AIM OF THE EXERCISE> Count the lines in the records below that contain the word "países", and give only that number.

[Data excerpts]
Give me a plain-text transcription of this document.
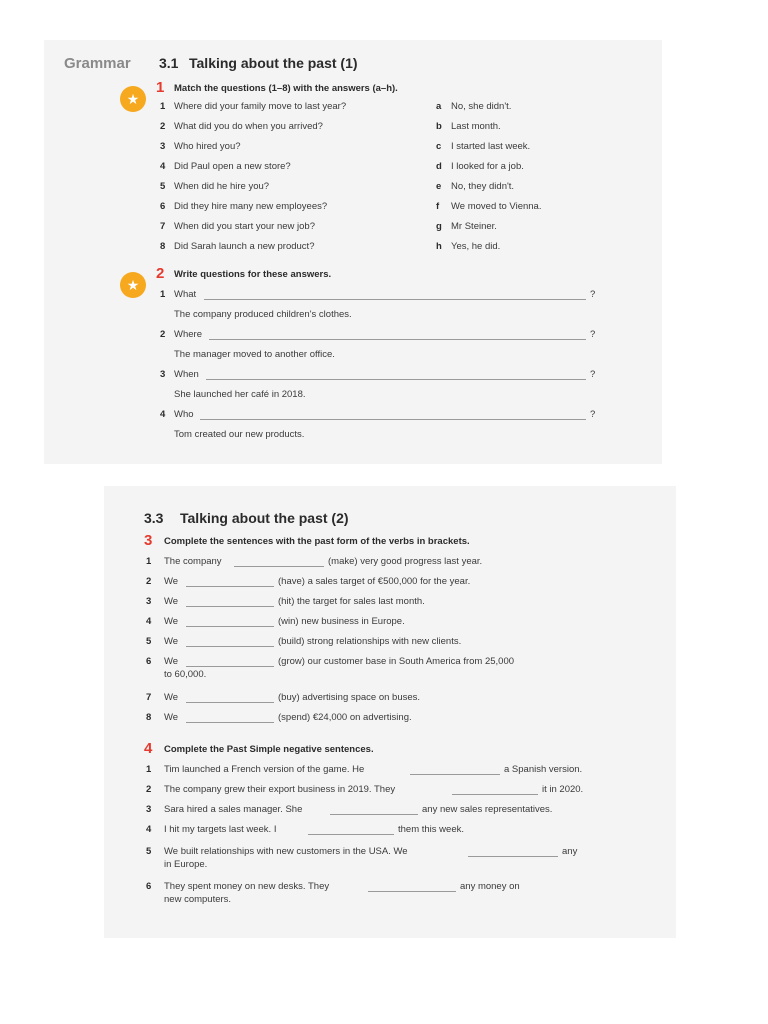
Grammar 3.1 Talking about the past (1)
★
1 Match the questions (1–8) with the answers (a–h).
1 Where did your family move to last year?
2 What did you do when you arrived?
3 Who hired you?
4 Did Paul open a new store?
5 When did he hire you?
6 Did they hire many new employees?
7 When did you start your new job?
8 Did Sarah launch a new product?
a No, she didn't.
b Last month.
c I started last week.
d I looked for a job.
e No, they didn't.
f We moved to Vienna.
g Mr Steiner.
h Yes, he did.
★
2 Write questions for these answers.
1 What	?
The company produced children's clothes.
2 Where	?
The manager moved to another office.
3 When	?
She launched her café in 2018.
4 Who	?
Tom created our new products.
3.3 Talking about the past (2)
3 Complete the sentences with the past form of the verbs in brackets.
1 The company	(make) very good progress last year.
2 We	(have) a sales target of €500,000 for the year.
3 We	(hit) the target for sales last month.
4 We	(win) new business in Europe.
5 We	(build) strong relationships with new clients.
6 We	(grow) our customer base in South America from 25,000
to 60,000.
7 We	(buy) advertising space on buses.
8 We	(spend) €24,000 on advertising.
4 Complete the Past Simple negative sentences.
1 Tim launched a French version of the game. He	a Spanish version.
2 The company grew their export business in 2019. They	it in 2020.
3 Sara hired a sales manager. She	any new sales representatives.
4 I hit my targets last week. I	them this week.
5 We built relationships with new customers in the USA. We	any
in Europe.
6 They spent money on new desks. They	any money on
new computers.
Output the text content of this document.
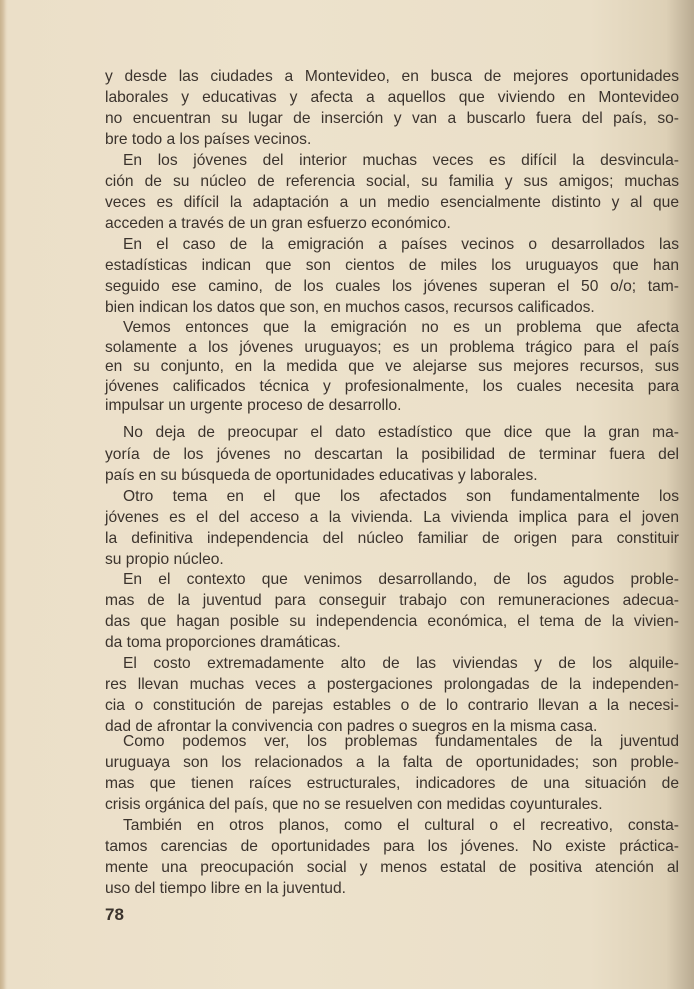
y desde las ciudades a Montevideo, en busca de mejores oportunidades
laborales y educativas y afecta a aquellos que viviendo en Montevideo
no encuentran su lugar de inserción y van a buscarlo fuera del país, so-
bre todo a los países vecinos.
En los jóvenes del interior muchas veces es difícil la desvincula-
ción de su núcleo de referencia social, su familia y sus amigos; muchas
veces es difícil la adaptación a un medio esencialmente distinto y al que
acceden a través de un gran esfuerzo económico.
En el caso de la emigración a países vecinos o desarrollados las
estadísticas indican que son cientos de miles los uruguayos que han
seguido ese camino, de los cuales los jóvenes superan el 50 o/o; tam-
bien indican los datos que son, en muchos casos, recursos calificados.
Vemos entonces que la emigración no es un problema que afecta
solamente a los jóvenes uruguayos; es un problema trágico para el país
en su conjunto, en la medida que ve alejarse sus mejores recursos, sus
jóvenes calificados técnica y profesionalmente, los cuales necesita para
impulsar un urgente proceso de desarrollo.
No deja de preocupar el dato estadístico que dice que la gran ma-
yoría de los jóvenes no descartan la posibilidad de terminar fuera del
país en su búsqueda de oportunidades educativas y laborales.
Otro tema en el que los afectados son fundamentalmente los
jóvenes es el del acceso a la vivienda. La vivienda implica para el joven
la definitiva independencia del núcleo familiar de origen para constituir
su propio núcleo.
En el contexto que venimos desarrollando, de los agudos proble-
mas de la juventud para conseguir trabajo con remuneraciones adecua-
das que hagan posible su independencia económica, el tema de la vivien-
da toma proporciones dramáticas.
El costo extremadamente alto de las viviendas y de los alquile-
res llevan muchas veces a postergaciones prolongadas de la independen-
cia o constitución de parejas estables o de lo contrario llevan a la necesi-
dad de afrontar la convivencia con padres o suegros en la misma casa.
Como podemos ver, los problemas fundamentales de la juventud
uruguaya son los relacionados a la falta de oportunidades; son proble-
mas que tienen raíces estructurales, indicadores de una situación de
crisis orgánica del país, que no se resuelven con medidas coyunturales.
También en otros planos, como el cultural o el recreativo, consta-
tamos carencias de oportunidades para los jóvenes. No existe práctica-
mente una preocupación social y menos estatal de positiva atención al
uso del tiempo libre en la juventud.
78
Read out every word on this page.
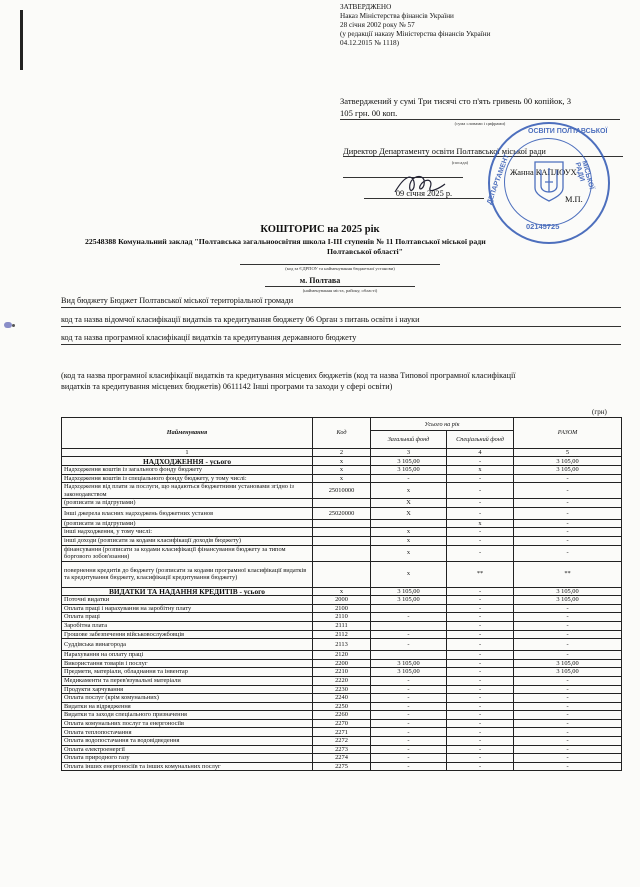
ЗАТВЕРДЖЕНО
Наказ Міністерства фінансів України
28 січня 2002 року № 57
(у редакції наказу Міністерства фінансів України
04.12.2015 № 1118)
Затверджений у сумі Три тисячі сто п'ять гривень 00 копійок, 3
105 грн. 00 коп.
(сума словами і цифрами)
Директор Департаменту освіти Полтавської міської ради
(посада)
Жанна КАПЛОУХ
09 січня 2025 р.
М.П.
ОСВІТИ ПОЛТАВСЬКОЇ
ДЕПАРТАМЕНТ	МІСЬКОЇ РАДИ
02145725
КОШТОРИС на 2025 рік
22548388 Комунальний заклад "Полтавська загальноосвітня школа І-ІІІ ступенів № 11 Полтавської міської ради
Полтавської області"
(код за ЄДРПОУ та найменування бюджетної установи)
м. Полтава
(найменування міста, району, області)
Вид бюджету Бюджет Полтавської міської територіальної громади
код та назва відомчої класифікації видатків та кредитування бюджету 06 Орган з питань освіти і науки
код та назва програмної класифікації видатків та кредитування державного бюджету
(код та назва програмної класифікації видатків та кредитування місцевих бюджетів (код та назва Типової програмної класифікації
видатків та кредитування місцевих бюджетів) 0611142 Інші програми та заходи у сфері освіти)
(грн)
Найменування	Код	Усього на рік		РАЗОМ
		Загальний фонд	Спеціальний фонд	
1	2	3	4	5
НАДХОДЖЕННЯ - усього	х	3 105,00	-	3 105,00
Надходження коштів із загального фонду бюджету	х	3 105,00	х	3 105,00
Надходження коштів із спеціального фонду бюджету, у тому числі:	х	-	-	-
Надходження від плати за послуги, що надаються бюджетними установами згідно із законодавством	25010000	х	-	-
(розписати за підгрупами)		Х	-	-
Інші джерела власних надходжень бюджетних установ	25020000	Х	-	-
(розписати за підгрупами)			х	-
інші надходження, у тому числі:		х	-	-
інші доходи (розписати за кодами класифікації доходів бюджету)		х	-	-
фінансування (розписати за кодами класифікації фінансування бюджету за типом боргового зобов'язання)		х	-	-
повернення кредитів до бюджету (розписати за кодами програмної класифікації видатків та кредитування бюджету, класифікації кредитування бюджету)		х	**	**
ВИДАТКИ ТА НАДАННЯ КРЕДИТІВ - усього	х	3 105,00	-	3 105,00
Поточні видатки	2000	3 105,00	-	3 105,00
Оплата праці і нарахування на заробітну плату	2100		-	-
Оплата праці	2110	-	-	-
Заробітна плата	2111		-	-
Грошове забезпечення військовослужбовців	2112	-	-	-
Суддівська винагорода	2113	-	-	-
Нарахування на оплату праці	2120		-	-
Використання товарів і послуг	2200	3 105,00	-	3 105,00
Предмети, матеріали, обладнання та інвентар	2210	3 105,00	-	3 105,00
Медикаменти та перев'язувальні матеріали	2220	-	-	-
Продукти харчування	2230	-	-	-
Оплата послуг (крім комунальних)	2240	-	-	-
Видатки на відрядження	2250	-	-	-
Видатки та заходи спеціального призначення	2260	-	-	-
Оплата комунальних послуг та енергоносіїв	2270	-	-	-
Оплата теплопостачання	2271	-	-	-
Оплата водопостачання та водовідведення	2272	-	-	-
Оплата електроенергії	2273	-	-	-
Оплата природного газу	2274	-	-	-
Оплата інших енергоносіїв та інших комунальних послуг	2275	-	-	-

==

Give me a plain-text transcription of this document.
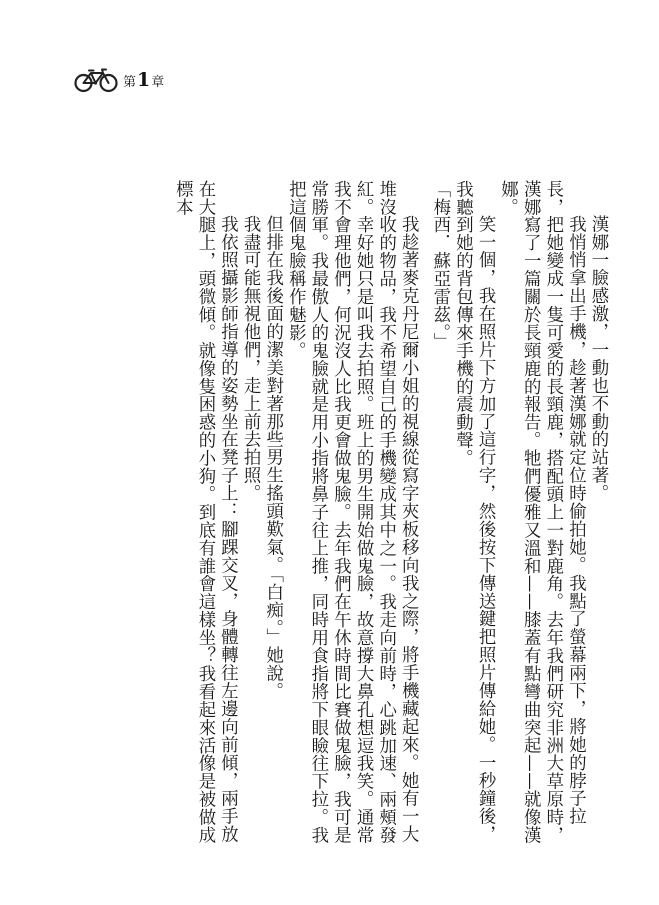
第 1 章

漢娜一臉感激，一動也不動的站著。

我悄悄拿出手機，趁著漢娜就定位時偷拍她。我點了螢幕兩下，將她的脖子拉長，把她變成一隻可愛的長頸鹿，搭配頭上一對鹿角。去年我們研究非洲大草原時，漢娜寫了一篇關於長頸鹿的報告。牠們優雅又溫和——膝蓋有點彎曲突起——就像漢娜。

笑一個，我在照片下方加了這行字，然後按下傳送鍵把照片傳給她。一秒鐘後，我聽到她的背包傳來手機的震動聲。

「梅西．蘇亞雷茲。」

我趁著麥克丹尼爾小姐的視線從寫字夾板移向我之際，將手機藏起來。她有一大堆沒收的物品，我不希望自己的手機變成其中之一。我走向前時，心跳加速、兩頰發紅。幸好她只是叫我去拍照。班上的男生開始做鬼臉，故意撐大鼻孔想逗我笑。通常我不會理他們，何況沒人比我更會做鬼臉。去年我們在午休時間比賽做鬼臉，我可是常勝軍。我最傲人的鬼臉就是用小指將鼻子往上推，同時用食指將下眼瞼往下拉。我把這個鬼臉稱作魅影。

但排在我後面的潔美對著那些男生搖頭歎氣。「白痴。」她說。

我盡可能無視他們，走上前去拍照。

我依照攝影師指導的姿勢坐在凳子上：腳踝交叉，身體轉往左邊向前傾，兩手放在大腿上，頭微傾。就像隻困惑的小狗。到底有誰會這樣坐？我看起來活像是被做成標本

PROBLEM SOLUTION> 2